Exact repetition of every entry is required.

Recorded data

----------------

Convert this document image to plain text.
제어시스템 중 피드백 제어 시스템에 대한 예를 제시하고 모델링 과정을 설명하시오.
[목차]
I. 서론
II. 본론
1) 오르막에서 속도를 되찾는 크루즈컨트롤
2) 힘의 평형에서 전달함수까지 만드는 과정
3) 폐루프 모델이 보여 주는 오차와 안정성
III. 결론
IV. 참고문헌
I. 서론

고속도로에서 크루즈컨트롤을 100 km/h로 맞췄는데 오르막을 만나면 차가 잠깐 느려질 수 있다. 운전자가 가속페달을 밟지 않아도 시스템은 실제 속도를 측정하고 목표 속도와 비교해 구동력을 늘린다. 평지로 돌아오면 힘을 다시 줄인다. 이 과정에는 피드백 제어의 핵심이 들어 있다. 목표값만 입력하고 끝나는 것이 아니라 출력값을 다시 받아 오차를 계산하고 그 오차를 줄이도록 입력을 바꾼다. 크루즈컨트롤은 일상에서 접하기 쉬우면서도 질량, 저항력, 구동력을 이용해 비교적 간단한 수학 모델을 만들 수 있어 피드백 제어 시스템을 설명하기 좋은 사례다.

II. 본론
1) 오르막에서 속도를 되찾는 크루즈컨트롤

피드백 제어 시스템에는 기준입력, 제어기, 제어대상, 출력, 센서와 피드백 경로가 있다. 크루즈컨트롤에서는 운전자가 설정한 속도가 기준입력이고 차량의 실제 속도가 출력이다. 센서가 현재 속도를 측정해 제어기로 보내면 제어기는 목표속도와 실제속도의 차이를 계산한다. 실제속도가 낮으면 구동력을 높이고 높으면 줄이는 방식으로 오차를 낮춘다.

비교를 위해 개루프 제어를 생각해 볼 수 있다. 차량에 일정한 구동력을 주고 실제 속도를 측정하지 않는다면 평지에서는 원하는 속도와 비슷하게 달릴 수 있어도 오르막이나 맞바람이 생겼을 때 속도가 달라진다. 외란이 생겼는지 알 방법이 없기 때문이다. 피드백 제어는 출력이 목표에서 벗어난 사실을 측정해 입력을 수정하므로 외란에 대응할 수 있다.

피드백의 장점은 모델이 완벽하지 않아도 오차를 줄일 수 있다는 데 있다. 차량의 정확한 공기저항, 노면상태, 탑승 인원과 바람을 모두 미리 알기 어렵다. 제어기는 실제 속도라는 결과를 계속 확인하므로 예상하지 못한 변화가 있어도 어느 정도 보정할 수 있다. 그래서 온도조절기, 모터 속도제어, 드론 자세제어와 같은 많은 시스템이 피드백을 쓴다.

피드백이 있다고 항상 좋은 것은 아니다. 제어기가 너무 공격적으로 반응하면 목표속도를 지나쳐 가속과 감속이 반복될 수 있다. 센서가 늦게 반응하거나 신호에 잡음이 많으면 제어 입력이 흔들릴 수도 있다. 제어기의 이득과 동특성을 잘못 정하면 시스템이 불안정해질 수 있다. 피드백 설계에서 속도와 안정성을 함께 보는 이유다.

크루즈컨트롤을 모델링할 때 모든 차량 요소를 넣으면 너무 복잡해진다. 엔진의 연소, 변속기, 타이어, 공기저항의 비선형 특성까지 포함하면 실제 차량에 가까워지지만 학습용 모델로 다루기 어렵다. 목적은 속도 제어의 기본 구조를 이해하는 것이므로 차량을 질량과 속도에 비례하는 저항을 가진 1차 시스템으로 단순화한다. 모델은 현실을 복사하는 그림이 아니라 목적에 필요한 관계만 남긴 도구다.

----------------

_Result_
Convert this document image to plain text.
제어시스템 중 피드백 제어 시스템에 대한 예를 제시하고 모델링 과정을 설명하시오.
[목차]
I. 서론
II. 본론
1) 오르막에서 속도를 되찾는 크루즈컨트롤
2) 힘의 평형에서 전달함수까지 만드는 과정
3) 폐루프 모델이 보여 주는 오차와 안정성
III. 결론
IV. 참고문헌
I. 서론

고속도로에서 크루즈컨트롤을 100 km/h로 맞췄는데 오르막을 만나면 차가 잠깐 느려질 수 있다. 운전자가 가속페달을 밟지 않아도 시스템은 실제 속도를 측정하고 목표 속도와 비교해 구동력을 늘린다. 평지로 돌아오면 힘을 다시 줄인다. 이 과정에는 피드백 제어의 핵심이 들어 있다. 목표값만 입력하고 끝나는 것이 아니라 출력값을 다시 받아 오차를 계산하고 그 오차를 줄이도록 입력을 바꾼다. 크루즈컨트롤은 일상에서 접하기 쉬우면서도 질량, 저항력, 구동력을 이용해 비교적 간단한 수학 모델을 만들 수 있어 피드백 제어 시스템을 설명하기 좋은 사례다.

II. 본론
1) 오르막에서 속도를 되찾는 크루즈컨트롤

피드백 제어 시스템에는 기준입력, 제어기, 제어대상, 출력, 센서와 피드백 경로가 있다. 크루즈컨트롤에서는 운전자가 설정한 속도가 기준입력이고 차량의 실제 속도가 출력이다. 센서가 현재 속도를 측정해 제어기로 보내면 제어기는 목표속도와 실제속도의 차이를 계산한다. 실제속도가 낮으면 구동력을 높이고 높으면 줄이는 방식으로 오차를 낮춘다.

비교를 위해 개루프 제어를 생각해 볼 수 있다. 차량에 일정한 구동력을 주고 실제 속도를 측정하지 않는다면 평지에서는 원하는 속도와 비슷하게 달릴 수 있어도 오르막이나 맞바람이 생겼을 때 속도가 달라진다. 외란이 생겼는지 알 방법이 없기 때문이다. 피드백 제어는 출력이 목표에서 벗어난 사실을 측정해 입력을 수정하므로 외란에 대응할 수 있다.

피드백의 장점은 모델이 완벽하지 않아도 오차를 줄일 수 있다는 데 있다. 차량의 정확한 공기저항, 노면상태, 탑승 인원과 바람을 모두 미리 알기 어렵다. 제어기는 실제 속도라는 결과를 계속 확인하므로 예상하지 못한 변화가 있어도 어느 정도 보정할 수 있다. 그래서 온도조절기, 모터 속도제어, 드론 자세제어와 같은 많은 시스템이 피드백을 쓴다.

피드백이 있다고 항상 좋은 것은 아니다. 제어기가 너무 공격적으로 반응하면 목표속도를 지나쳐 가속과 감속이 반복될 수 있다. 센서가 늦게 반응하거나 신호에 잡음이 많으면 제어 입력이 흔들릴 수도 있다. 제어기의 이득과 동특성을 잘못 정하면 시스템이 불안정해질 수 있다. 피드백 설계에서 속도와 안정성을 함께 보는 이유다.

크루즈컨트롤을 모델링할 때 모든 차량 요소를 넣으면 너무 복잡해진다. 엔진의 연소, 변속기, 타이어, 공기저항의 비선형 특성까지 포함하면 실제 차량에 가까워지지만 학습용 모델로 다루기 어렵다. 목적은 속도 제어의 기본 구조를 이해하는 것이므로 차량을 질량과 속도에 비례하는 저항을 가진 1차 시스템으로 단순화한다. 모델은 현실을 복사하는 그림이 아니라 목적에 필요한 관계만 남긴 도구다.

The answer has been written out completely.